Problem: Count the lines that include the string "viết", and give only that number.

Dataset content:
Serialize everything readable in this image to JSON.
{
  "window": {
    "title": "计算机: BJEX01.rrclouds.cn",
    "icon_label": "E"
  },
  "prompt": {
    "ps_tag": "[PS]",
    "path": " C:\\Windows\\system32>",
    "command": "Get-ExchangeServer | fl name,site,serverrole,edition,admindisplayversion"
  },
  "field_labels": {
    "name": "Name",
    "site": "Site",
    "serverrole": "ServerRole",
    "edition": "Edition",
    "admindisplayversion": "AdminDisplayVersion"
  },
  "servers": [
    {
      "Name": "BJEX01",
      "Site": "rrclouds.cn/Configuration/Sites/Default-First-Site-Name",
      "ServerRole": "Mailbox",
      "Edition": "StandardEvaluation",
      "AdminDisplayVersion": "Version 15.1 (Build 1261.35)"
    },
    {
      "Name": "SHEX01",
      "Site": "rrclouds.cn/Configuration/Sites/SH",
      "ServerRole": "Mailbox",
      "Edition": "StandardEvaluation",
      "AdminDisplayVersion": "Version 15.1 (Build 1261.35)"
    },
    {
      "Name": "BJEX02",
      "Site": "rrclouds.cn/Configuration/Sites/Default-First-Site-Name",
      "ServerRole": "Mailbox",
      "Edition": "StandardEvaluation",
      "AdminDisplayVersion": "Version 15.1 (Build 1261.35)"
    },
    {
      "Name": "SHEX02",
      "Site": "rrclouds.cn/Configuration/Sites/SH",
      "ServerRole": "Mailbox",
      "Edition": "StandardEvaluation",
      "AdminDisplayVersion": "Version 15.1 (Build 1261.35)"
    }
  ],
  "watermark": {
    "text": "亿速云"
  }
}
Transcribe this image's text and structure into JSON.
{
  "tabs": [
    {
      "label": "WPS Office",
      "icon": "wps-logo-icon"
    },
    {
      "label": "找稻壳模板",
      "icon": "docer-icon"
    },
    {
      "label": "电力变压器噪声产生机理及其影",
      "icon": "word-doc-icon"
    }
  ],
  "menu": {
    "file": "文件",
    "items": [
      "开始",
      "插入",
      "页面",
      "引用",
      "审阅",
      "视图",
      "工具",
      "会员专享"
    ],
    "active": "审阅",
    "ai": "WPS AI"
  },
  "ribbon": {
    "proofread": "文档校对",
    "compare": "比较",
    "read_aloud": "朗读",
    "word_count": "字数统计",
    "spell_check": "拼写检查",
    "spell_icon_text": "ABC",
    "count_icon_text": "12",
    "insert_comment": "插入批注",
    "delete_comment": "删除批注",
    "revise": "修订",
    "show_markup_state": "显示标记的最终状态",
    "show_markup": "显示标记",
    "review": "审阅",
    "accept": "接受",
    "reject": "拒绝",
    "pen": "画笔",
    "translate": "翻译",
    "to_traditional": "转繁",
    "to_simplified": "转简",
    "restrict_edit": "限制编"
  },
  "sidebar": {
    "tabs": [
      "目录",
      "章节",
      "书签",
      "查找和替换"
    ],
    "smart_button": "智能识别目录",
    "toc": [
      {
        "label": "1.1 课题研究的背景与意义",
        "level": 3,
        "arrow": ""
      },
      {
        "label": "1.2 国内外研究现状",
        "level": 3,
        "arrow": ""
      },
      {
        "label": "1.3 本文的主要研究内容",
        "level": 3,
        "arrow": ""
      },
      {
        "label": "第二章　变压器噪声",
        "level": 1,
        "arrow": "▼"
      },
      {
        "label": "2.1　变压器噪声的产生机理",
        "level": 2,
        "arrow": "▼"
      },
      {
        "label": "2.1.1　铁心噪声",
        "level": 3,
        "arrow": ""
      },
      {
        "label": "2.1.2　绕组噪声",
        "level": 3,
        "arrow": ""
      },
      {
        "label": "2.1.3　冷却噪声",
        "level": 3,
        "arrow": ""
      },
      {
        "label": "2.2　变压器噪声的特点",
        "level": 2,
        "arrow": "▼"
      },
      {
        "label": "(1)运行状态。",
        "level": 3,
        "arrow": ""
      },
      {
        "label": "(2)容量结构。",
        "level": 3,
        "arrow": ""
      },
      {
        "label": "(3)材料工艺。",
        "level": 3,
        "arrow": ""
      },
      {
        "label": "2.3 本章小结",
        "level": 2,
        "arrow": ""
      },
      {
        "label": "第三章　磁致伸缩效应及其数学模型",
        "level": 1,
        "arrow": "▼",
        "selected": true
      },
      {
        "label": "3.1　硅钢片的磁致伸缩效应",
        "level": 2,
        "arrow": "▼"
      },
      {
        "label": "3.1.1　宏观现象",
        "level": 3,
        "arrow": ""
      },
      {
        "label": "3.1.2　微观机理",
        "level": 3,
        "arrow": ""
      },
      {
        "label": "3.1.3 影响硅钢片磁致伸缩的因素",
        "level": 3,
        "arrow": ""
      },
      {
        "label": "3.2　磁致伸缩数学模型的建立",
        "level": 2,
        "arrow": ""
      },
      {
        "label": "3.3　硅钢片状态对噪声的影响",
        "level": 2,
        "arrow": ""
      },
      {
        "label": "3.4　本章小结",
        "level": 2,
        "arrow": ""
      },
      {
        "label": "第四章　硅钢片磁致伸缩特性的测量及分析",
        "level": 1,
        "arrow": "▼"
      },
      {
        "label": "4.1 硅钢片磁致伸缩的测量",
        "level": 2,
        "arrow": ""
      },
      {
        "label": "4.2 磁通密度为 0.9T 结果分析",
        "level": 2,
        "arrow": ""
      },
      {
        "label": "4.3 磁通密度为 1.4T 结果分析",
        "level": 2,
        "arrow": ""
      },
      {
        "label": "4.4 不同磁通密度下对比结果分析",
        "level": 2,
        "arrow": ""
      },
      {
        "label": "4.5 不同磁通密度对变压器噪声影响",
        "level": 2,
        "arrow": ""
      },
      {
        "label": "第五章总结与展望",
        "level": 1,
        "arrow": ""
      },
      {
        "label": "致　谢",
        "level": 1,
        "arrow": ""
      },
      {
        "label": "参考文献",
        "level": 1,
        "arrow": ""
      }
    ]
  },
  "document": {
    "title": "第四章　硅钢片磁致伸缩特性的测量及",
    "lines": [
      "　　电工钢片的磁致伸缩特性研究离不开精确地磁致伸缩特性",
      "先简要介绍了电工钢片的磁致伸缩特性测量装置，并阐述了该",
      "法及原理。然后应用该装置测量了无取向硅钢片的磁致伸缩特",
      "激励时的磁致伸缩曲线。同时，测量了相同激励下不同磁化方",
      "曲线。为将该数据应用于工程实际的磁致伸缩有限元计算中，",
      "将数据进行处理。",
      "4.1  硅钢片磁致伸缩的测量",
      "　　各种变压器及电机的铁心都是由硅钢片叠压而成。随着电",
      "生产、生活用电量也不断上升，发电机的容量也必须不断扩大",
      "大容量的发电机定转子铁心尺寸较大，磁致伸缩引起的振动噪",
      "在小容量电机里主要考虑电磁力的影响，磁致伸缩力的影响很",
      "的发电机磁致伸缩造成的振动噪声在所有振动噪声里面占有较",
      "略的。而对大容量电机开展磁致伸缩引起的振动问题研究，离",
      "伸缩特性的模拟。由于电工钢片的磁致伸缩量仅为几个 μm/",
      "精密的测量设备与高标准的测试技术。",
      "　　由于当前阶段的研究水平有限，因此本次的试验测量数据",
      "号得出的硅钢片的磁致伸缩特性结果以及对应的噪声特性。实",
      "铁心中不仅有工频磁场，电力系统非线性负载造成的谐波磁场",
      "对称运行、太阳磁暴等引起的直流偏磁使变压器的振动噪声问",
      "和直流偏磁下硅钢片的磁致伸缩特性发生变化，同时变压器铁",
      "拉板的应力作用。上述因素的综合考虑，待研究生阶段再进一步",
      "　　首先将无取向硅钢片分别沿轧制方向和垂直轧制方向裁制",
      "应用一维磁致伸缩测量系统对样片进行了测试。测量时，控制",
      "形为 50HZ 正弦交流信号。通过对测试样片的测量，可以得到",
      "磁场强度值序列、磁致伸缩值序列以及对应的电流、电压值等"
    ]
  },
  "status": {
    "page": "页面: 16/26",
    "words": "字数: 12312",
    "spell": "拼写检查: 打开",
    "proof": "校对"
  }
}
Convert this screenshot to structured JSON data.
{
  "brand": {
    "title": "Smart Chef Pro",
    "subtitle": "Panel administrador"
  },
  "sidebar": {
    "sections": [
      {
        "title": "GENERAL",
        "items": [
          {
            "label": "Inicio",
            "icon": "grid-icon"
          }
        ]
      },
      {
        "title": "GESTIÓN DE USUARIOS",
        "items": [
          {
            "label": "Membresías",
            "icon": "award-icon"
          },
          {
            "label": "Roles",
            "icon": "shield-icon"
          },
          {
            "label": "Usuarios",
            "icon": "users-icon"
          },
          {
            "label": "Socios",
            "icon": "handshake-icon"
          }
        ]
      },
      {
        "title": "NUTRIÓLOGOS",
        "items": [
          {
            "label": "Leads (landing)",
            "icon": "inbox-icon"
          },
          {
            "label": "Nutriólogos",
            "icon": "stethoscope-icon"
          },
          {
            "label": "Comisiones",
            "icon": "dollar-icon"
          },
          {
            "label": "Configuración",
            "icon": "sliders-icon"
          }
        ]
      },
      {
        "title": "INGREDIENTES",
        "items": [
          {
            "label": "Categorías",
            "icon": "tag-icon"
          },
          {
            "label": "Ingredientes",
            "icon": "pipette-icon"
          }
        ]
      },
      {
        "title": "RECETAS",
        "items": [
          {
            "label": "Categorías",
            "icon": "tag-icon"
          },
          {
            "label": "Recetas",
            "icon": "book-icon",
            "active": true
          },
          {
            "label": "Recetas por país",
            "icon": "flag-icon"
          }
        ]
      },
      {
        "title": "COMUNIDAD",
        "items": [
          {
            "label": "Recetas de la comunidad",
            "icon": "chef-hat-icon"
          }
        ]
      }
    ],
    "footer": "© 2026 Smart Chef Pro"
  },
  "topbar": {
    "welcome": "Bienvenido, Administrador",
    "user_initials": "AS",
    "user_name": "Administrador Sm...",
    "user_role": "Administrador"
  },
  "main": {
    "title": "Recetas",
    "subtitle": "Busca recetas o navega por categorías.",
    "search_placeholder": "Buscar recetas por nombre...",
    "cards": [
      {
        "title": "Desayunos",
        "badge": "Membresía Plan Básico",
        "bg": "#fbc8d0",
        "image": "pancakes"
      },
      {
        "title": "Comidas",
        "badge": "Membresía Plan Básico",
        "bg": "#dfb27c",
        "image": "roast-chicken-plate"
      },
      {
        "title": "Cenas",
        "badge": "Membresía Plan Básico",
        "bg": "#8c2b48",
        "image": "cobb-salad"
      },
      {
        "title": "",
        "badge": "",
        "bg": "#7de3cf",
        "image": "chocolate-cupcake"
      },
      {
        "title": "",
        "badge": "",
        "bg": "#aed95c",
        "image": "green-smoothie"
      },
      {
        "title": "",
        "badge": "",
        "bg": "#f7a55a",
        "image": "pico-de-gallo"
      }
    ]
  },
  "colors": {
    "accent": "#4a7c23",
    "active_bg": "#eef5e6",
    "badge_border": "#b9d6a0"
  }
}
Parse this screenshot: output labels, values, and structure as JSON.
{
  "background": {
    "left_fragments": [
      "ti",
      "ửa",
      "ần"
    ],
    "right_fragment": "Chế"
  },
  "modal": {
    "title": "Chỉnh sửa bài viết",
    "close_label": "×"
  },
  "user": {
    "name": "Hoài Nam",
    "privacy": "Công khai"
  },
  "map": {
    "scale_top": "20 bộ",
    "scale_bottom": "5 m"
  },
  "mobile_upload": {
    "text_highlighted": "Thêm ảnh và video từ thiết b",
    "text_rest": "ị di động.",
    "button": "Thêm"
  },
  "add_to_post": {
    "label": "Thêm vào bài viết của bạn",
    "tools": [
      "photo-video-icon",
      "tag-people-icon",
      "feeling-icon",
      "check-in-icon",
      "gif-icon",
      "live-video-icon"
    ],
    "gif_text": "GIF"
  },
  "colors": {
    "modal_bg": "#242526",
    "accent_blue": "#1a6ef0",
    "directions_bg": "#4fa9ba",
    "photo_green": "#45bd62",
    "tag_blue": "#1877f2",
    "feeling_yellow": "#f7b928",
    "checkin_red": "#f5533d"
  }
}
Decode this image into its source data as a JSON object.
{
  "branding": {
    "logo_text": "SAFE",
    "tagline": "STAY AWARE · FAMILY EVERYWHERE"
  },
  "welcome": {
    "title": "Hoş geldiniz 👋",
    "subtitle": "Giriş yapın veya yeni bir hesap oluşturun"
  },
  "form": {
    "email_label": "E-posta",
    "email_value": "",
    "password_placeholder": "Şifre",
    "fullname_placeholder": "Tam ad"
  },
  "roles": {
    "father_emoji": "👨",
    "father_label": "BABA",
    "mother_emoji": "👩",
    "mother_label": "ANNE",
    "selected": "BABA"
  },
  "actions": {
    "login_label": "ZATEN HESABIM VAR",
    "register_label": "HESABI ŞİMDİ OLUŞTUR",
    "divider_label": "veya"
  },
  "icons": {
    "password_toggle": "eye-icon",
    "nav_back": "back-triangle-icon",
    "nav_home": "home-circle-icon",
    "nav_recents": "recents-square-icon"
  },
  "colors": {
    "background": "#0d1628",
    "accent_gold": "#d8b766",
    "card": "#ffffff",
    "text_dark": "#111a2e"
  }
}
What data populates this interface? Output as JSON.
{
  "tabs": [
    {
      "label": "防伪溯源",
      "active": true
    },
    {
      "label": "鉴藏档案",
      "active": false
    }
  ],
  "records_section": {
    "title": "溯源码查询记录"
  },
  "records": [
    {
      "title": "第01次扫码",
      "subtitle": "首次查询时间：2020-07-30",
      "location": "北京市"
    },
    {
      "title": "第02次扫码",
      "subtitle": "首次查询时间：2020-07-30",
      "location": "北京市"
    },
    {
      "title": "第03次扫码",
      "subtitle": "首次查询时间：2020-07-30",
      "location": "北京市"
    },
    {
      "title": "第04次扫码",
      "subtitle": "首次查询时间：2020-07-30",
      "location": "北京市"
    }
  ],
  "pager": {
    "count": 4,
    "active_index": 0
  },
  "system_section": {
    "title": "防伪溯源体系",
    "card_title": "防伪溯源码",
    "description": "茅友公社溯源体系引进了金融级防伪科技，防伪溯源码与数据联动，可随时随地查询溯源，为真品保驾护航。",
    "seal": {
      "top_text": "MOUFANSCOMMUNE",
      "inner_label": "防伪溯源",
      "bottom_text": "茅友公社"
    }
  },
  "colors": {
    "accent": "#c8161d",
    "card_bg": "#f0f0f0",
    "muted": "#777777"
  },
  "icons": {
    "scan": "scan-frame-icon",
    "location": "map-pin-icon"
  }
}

Result of the exercise: 2